Saved entries:
------------------------

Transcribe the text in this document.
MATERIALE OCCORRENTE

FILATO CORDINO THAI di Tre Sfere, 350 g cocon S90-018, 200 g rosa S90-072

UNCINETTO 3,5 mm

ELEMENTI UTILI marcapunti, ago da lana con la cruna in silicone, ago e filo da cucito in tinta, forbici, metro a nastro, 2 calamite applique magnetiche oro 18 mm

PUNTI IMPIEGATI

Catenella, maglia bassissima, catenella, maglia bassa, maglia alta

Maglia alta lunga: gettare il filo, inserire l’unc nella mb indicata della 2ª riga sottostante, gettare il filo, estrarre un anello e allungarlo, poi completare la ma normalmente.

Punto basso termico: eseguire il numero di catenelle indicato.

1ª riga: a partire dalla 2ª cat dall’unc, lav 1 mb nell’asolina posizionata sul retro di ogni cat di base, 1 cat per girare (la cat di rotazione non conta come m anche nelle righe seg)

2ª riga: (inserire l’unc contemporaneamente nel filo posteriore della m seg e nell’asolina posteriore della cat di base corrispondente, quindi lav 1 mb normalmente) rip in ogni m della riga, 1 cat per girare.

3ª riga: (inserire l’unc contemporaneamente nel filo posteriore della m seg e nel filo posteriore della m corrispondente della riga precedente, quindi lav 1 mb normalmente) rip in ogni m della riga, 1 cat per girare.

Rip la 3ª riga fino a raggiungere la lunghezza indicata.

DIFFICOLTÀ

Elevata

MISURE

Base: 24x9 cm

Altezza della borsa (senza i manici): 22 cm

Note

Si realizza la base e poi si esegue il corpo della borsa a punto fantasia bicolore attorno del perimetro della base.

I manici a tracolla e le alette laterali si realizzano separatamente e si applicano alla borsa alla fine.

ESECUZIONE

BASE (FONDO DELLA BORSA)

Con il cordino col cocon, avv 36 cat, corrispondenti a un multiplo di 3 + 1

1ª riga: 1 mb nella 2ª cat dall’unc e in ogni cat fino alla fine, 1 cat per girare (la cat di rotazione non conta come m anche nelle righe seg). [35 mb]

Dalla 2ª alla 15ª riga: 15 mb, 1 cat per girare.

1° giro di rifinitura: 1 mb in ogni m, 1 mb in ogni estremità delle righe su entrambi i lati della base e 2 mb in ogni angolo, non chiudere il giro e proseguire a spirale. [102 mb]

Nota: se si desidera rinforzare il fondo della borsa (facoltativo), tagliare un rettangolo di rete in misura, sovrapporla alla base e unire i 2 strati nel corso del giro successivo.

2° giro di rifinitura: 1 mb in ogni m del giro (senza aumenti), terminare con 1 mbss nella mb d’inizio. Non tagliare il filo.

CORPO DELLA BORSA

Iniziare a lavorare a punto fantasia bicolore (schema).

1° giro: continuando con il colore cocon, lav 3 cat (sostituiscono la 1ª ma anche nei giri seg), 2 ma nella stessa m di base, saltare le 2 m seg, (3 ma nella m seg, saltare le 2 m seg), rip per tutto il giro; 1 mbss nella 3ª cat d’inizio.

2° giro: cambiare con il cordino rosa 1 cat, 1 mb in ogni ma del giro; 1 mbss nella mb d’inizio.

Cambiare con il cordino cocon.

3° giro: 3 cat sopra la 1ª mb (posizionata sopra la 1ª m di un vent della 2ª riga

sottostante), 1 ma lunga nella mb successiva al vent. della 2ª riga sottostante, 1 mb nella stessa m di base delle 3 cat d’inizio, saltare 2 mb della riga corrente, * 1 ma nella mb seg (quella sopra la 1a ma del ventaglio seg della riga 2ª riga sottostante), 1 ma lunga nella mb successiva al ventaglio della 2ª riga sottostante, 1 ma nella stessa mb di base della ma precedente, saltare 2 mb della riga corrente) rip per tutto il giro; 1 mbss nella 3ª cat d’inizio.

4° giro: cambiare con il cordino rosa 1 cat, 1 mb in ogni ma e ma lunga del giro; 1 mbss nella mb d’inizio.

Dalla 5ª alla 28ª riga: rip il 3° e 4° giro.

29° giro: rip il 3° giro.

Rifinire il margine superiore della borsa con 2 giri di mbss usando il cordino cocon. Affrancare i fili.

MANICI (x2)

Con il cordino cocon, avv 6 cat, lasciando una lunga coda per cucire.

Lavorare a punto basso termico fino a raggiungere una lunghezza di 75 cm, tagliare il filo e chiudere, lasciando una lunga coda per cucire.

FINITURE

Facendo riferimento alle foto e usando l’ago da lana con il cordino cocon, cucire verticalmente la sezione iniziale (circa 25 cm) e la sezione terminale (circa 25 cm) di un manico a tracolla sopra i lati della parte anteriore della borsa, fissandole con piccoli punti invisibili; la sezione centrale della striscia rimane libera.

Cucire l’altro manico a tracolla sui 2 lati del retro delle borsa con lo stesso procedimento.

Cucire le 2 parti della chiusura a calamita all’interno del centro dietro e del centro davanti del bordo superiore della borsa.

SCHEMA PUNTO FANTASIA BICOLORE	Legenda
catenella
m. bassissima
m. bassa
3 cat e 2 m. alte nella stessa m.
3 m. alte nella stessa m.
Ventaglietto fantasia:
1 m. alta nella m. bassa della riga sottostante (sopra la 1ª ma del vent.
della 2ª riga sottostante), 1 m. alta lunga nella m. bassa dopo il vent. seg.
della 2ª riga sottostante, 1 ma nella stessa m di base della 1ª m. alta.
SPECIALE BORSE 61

------------------------

§ Written task: Reproduce every entry shown above, precisely as it stands.

§ Finished exercise:
Transcribe the text in this document.
MATERIALE OCCORRENTE

FILATO CORDINO THAI di Tre Sfere, 350 g cocon S90-018, 200 g rosa S90-072

UNCINETTO 3,5 mm

ELEMENTI UTILI marcapunti, ago da lana con la cruna in silicone, ago e filo da cucito in tinta, forbici, metro a nastro, 2 calamite applique magnetiche oro 18 mm

PUNTI IMPIEGATI

Catenella, maglia bassissima, catenella, maglia bassa, maglia alta

Maglia alta lunga: gettare il filo, inserire l’unc nella mb indicata della 2ª riga sottostante, gettare il filo, estrarre un anello e allungarlo, poi completare la ma normalmente.

Punto basso termico: eseguire il numero di catenelle indicato.

1ª riga: a partire dalla 2ª cat dall’unc, lav 1 mb nell’asolina posizionata sul retro di ogni cat di base, 1 cat per girare (la cat di rotazione non conta come m anche nelle righe seg)

2ª riga: (inserire l’unc contemporaneamente nel filo posteriore della m seg e nell’asolina posteriore della cat di base corrispondente, quindi lav 1 mb normalmente) rip in ogni m della riga, 1 cat per girare.

3ª riga: (inserire l’unc contemporaneamente nel filo posteriore della m seg e nel filo posteriore della m corrispondente della riga precedente, quindi lav 1 mb normalmente) rip in ogni m della riga, 1 cat per girare.

Rip la 3ª riga fino a raggiungere la lunghezza indicata.

DIFFICOLTÀ

Elevata

MISURE

Base: 24x9 cm

Altezza della borsa (senza i manici): 22 cm

Note

Si realizza la base e poi si esegue il corpo della borsa a punto fantasia bicolore attorno del perimetro della base.

I manici a tracolla e le alette laterali si realizzano separatamente e si applicano alla borsa alla fine.

ESECUZIONE

BASE (FONDO DELLA BORSA)

Con il cordino col cocon, avv 36 cat, corrispondenti a un multiplo di 3 + 1

1ª riga: 1 mb nella 2ª cat dall’unc e in ogni cat fino alla fine, 1 cat per girare (la cat di rotazione non conta come m anche nelle righe seg). [35 mb]

Dalla 2ª alla 15ª riga: 15 mb, 1 cat per girare.

1° giro di rifinitura: 1 mb in ogni m, 1 mb in ogni estremità delle righe su entrambi i lati della base e 2 mb in ogni angolo, non chiudere il giro e proseguire a spirale. [102 mb]

Nota: se si desidera rinforzare il fondo della borsa (facoltativo), tagliare un rettangolo di rete in misura, sovrapporla alla base e unire i 2 strati nel corso del giro successivo.

2° giro di rifinitura: 1 mb in ogni m del giro (senza aumenti), terminare con 1 mbss nella mb d’inizio. Non tagliare il filo.

CORPO DELLA BORSA

Iniziare a lavorare a punto fantasia bicolore (schema).

1° giro: continuando con il colore cocon, lav 3 cat (sostituiscono la 1ª ma anche nei giri seg), 2 ma nella stessa m di base, saltare le 2 m seg, (3 ma nella m seg, saltare le 2 m seg), rip per tutto il giro; 1 mbss nella 3ª cat d’inizio.

2° giro: cambiare con il cordino rosa 1 cat, 1 mb in ogni ma del giro; 1 mbss nella mb d’inizio.

Cambiare con il cordino cocon.

3° giro: 3 cat sopra la 1ª mb (posizionata sopra la 1ª m di un vent della 2ª riga

sottostante), 1 ma lunga nella mb successiva al vent. della 2ª riga sottostante, 1 mb nella stessa m di base delle 3 cat d’inizio, saltare 2 mb della riga corrente, * 1 ma nella mb seg (quella sopra la 1a ma del ventaglio seg della riga 2ª riga sottostante), 1 ma lunga nella mb successiva al ventaglio della 2ª riga sottostante, 1 ma nella stessa mb di base della ma precedente, saltare 2 mb della riga corrente) rip per tutto il giro; 1 mbss nella 3ª cat d’inizio.

4° giro: cambiare con il cordino rosa 1 cat, 1 mb in ogni ma e ma lunga del giro; 1 mbss nella mb d’inizio.

Dalla 5ª alla 28ª riga: rip il 3° e 4° giro.

29° giro: rip il 3° giro.

Rifinire il margine superiore della borsa con 2 giri di mbss usando il cordino cocon. Affrancare i fili.

MANICI (x2)

Con il cordino cocon, avv 6 cat, lasciando una lunga coda per cucire.

Lavorare a punto basso termico fino a raggiungere una lunghezza di 75 cm, tagliare il filo e chiudere, lasciando una lunga coda per cucire.

FINITURE

Facendo riferimento alle foto e usando l’ago da lana con il cordino cocon, cucire verticalmente la sezione iniziale (circa 25 cm) e la sezione terminale (circa 25 cm) di un manico a tracolla sopra i lati della parte anteriore della borsa, fissandole con piccoli punti invisibili; la sezione centrale della striscia rimane libera.

Cucire l’altro manico a tracolla sui 2 lati del retro delle borsa con lo stesso procedimento.

Cucire le 2 parti della chiusura a calamita all’interno del centro dietro e del centro davanti del bordo superiore della borsa.

SCHEMA PUNTO FANTASIA BICOLORE	Legenda
catenella
m. bassissima
m. bassa
3 cat e 2 m. alte nella stessa m.
3 m. alte nella stessa m.
Ventaglietto fantasia:
1 m. alta nella m. bassa della riga sottostante (sopra la 1ª ma del vent.
della 2ª riga sottostante), 1 m. alta lunga nella m. bassa dopo il vent. seg.
della 2ª riga sottostante, 1 ma nella stessa m di base della 1ª m. alta.
SPECIALE BORSE 61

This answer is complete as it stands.